[Start of Material to process]
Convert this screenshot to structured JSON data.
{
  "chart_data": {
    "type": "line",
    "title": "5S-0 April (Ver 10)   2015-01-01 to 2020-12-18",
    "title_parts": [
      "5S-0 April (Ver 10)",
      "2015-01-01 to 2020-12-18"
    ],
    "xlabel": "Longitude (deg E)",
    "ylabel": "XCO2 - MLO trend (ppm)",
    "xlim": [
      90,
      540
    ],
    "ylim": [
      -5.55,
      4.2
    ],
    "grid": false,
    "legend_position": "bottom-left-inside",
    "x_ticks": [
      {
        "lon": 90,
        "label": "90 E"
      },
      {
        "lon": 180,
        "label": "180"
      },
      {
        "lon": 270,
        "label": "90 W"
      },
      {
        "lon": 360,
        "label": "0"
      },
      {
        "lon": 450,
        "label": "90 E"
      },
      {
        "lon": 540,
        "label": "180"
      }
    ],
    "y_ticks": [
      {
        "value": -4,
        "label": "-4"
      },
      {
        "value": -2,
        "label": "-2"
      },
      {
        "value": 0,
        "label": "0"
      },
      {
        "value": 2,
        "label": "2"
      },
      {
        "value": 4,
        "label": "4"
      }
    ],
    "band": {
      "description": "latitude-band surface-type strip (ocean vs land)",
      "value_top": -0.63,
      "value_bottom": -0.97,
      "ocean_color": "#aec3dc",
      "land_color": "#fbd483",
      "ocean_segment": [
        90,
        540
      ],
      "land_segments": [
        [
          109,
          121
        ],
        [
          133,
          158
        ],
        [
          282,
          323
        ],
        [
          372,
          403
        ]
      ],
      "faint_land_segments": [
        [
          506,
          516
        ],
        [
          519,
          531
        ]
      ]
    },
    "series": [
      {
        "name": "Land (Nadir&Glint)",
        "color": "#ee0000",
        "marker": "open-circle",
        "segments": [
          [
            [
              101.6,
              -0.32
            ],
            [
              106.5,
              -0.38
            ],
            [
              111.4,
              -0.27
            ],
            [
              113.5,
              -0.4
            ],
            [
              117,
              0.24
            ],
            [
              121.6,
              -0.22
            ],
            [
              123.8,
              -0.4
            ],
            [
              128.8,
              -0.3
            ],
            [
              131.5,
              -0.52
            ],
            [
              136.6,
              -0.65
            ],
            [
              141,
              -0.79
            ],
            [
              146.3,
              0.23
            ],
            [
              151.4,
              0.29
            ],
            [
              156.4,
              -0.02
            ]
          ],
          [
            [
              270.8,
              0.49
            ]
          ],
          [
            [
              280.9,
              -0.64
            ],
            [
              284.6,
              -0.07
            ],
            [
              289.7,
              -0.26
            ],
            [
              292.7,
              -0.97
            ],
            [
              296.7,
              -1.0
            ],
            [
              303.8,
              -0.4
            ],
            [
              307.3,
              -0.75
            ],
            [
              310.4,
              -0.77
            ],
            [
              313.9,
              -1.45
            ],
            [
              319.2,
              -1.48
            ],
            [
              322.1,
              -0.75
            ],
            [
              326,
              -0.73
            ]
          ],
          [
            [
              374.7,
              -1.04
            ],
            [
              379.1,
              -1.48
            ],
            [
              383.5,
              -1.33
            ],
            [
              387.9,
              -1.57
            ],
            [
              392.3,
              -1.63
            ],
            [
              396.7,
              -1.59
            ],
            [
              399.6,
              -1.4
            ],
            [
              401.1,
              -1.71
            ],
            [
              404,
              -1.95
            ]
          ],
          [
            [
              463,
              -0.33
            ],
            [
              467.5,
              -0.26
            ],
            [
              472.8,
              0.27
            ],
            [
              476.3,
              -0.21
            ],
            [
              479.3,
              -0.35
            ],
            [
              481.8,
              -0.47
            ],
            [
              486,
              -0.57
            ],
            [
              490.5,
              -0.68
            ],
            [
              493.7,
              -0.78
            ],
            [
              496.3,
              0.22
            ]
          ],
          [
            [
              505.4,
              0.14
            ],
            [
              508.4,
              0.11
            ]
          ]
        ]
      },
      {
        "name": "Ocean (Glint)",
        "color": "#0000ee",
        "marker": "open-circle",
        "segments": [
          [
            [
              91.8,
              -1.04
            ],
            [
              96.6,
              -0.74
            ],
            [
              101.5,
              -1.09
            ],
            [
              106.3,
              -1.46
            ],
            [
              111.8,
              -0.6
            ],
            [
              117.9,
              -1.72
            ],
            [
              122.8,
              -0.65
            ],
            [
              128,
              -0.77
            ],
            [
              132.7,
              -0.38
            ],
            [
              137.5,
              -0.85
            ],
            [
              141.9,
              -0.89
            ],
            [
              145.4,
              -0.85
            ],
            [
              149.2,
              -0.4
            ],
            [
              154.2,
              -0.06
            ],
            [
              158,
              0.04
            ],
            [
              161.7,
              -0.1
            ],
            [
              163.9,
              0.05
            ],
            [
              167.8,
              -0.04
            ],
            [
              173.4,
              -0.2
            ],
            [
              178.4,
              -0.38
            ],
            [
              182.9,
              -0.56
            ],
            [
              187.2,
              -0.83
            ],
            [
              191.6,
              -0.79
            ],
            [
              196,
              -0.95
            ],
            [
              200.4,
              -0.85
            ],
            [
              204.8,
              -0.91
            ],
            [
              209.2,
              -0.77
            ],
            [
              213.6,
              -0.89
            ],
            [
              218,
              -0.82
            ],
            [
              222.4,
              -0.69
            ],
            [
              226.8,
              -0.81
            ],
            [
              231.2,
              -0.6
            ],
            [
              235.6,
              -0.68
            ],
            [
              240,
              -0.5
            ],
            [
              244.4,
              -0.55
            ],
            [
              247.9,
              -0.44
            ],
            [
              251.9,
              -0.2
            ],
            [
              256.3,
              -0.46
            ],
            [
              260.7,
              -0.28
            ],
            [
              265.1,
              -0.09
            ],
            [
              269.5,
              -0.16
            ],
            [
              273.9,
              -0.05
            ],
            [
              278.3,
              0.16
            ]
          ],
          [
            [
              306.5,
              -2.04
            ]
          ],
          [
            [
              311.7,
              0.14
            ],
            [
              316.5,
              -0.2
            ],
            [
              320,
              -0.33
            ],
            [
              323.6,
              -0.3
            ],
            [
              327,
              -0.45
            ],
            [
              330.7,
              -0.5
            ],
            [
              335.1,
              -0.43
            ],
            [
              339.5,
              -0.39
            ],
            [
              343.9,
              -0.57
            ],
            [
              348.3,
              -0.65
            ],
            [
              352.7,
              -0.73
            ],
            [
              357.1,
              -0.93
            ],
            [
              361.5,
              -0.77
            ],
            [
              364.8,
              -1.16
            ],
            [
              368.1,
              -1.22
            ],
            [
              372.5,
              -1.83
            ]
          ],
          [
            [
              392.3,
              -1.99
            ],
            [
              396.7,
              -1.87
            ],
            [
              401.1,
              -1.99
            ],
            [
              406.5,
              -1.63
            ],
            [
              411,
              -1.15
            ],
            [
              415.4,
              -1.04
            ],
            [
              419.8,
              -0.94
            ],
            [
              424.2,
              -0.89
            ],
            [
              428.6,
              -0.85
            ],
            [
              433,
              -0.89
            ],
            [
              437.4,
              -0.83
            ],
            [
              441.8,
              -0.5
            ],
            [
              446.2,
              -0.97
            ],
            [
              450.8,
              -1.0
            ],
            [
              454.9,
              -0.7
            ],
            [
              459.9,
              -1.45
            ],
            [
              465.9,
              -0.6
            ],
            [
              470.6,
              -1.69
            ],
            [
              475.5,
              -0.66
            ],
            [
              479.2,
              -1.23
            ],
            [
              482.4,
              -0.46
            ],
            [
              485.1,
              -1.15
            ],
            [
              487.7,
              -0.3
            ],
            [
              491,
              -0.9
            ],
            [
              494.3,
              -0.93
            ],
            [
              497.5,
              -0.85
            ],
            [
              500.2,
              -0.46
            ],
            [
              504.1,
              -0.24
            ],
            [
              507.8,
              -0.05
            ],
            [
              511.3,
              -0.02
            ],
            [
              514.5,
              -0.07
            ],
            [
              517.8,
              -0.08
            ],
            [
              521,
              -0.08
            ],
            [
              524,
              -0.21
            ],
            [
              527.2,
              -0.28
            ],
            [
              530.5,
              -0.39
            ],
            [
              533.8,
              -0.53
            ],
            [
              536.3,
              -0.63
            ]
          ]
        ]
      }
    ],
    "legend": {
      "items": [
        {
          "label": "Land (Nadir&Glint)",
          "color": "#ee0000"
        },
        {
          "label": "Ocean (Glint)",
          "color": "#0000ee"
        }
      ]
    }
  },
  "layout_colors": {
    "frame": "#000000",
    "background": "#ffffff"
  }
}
[End of Material to process]
Scan the lines for the string "type". Copy out each line that matches.

Result of the task:
    "type": "line",
      "description": "latitude-band surface-type strip (ocean vs land)",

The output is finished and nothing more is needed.